Stored data entries
* begin *

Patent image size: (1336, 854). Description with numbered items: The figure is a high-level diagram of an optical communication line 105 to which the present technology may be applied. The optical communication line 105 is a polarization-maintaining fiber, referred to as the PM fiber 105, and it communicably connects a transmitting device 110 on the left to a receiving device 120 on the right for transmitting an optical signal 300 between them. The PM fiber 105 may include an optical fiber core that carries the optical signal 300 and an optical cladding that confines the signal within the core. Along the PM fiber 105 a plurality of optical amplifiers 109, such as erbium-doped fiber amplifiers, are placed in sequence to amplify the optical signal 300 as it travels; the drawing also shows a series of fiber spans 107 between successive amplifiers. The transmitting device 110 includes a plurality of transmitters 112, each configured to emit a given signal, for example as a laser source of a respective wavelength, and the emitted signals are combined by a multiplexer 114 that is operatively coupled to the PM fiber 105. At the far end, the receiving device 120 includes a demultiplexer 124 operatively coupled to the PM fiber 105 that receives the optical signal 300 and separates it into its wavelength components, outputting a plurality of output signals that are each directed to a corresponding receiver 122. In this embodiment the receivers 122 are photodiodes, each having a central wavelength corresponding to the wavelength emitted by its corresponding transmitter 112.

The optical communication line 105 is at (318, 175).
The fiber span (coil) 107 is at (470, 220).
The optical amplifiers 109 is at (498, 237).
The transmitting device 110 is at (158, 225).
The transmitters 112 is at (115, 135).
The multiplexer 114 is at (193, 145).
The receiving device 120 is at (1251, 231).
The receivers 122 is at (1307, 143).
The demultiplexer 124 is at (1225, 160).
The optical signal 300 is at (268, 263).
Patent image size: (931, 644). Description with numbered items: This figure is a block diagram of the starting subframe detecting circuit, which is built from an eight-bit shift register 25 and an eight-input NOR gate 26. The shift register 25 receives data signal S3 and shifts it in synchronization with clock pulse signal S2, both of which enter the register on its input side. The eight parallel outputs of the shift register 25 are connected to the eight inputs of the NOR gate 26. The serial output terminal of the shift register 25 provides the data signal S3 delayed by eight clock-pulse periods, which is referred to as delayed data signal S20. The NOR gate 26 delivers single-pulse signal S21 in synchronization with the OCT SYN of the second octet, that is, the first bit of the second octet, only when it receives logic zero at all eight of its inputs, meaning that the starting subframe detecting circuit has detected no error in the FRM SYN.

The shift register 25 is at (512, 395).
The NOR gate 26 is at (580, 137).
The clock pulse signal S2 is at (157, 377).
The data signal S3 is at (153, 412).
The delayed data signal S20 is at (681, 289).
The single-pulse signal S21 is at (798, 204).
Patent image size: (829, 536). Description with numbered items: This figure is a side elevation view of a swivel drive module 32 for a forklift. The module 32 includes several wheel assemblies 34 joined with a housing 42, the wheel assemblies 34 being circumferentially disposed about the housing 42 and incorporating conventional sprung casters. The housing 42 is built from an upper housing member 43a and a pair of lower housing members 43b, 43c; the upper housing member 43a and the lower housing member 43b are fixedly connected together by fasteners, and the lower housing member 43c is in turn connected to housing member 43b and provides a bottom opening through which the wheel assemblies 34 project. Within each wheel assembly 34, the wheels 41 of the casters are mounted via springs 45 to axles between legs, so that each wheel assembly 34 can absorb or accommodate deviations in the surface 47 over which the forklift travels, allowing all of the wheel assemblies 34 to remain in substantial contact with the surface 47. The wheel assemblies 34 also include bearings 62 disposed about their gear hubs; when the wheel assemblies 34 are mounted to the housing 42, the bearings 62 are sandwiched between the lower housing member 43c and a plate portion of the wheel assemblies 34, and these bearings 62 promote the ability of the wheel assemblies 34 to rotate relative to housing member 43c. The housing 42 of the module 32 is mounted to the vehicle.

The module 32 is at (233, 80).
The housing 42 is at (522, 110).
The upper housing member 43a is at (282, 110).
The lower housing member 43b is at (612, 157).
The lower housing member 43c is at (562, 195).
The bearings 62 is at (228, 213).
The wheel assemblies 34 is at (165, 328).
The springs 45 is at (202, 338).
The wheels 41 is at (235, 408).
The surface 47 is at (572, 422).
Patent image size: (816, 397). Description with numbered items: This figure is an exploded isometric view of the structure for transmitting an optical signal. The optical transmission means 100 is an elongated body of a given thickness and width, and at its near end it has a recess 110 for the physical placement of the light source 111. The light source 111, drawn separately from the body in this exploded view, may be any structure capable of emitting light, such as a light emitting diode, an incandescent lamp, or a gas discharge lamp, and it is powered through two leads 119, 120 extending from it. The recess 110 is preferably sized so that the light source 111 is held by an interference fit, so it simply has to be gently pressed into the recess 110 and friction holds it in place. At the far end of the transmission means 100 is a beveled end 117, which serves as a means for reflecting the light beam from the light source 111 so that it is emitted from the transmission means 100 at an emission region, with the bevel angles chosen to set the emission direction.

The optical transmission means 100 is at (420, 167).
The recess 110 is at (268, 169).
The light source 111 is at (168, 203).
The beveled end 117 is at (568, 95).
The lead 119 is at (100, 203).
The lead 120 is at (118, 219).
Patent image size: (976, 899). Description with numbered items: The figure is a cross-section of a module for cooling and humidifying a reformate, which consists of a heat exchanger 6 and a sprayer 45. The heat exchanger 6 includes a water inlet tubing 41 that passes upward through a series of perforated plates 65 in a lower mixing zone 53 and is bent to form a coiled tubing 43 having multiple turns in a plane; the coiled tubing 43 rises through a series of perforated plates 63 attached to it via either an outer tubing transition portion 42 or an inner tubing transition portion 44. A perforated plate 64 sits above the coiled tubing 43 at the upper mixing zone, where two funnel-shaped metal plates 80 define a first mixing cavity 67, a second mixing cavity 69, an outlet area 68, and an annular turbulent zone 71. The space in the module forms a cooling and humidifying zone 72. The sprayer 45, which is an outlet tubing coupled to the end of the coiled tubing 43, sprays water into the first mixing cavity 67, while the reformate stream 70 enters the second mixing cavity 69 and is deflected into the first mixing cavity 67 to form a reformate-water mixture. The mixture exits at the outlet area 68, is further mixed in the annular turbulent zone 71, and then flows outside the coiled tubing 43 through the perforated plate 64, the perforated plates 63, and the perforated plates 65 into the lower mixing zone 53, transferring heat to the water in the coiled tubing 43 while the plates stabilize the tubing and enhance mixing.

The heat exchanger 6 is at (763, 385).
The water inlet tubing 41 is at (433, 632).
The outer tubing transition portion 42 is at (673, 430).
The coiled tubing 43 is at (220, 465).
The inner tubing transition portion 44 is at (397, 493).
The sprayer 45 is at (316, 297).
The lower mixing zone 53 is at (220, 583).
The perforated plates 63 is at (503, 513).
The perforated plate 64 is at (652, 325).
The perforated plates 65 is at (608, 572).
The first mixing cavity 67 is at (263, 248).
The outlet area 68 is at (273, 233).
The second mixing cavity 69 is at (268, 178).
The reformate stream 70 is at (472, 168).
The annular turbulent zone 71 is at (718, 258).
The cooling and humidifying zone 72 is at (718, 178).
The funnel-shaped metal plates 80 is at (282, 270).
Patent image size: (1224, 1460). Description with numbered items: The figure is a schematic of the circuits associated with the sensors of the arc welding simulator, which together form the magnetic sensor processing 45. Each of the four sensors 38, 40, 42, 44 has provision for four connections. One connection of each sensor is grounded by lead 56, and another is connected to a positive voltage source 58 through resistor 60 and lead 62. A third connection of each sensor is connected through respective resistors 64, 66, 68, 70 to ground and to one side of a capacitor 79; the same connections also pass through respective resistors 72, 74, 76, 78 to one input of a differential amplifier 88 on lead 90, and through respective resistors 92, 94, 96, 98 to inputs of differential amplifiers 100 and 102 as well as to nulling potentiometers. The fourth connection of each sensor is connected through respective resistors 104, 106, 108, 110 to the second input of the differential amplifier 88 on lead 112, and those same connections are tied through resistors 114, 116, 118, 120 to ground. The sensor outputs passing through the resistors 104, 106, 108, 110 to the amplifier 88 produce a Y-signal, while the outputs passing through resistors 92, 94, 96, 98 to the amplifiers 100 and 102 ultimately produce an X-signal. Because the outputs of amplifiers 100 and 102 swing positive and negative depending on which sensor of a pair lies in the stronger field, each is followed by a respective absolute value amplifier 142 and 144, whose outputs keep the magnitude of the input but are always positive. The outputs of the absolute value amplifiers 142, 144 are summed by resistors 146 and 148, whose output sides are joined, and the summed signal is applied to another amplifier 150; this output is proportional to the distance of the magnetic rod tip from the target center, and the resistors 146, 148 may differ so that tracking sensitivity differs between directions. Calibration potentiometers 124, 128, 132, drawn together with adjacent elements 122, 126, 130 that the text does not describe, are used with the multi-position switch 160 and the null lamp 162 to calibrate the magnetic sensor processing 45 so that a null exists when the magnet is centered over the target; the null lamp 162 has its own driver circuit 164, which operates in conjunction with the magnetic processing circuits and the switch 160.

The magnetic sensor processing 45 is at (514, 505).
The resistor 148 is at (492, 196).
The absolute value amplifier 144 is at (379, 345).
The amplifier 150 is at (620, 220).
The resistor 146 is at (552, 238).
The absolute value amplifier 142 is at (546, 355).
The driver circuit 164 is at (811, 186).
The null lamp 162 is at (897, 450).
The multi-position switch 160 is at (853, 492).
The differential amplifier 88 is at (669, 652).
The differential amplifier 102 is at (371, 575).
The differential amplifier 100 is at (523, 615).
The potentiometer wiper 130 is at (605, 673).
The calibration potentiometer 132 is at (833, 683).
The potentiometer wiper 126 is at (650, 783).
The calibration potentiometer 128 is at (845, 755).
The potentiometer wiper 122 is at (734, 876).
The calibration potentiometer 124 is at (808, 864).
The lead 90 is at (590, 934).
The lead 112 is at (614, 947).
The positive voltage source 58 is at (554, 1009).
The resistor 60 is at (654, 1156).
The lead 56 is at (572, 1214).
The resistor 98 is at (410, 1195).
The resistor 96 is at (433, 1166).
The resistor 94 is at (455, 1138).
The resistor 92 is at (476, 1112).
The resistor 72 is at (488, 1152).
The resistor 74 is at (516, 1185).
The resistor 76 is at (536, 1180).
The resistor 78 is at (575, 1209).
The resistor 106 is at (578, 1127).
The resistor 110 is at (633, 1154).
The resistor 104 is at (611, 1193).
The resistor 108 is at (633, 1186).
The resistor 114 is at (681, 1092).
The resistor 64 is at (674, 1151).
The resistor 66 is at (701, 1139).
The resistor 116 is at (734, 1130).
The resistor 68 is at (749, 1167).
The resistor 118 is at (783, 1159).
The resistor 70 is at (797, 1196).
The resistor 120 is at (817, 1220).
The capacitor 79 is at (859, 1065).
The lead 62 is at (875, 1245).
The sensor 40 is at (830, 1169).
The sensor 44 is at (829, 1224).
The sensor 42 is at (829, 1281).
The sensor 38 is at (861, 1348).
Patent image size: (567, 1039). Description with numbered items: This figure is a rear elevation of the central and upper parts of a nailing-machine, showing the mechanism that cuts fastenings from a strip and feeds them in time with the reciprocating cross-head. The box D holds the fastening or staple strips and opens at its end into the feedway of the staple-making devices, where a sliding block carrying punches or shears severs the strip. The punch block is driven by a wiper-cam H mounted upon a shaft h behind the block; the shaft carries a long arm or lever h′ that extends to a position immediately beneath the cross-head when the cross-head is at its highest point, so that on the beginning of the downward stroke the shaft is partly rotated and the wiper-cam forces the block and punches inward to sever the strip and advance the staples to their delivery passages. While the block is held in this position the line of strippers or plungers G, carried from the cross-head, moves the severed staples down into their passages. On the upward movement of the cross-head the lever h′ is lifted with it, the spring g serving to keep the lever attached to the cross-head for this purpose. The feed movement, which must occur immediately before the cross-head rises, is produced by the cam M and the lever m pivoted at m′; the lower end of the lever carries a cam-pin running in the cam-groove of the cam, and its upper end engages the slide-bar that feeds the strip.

* end *

● **Task statement**: Put the data starting at the line containing "Patent image size: (931, 644)." and ending at the line containing "The single-pulse signal S21 is at (798, 204)." into a numbered list, leaving out blank lines.

● **Written response**:
1. Patent image size: (931, 644). Description with numbered items: This figure is a block diagram of the starting subframe detecting circuit, which is built from an eight-bit shift register 25 and an eight-input NOR gate 26. The shift register 25 receives data signal S3 and shifts it in synchronization with clock pulse signal S2, both of which enter the register on its input side. The eight parallel outputs of the shift register 25 are connected to the eight inputs of the NOR gate 26. The serial output terminal of the shift register 25 provides the data signal S3 delayed by eight clock-pulse periods, which is referred to as delayed data signal S20. The NOR gate 26 delivers single-pulse signal S21 in synchronization with the OCT SYN of the second octet, that is, the first bit of the second octet, only when it receives logic zero at all eight of its inputs, meaning that the starting subframe detecting circuit has detected no error in the FRM SYN.
2. The shift register 25 is at (512, 395).
3. The NOR gate 26 is at (580, 137).
4. The clock pulse signal S2 is at (157, 377).
5. The data signal S3 is at (153, 412).
6. The delayed data signal S20 is at (681, 289).
7. The single-pulse signal S21 is at (798, 204).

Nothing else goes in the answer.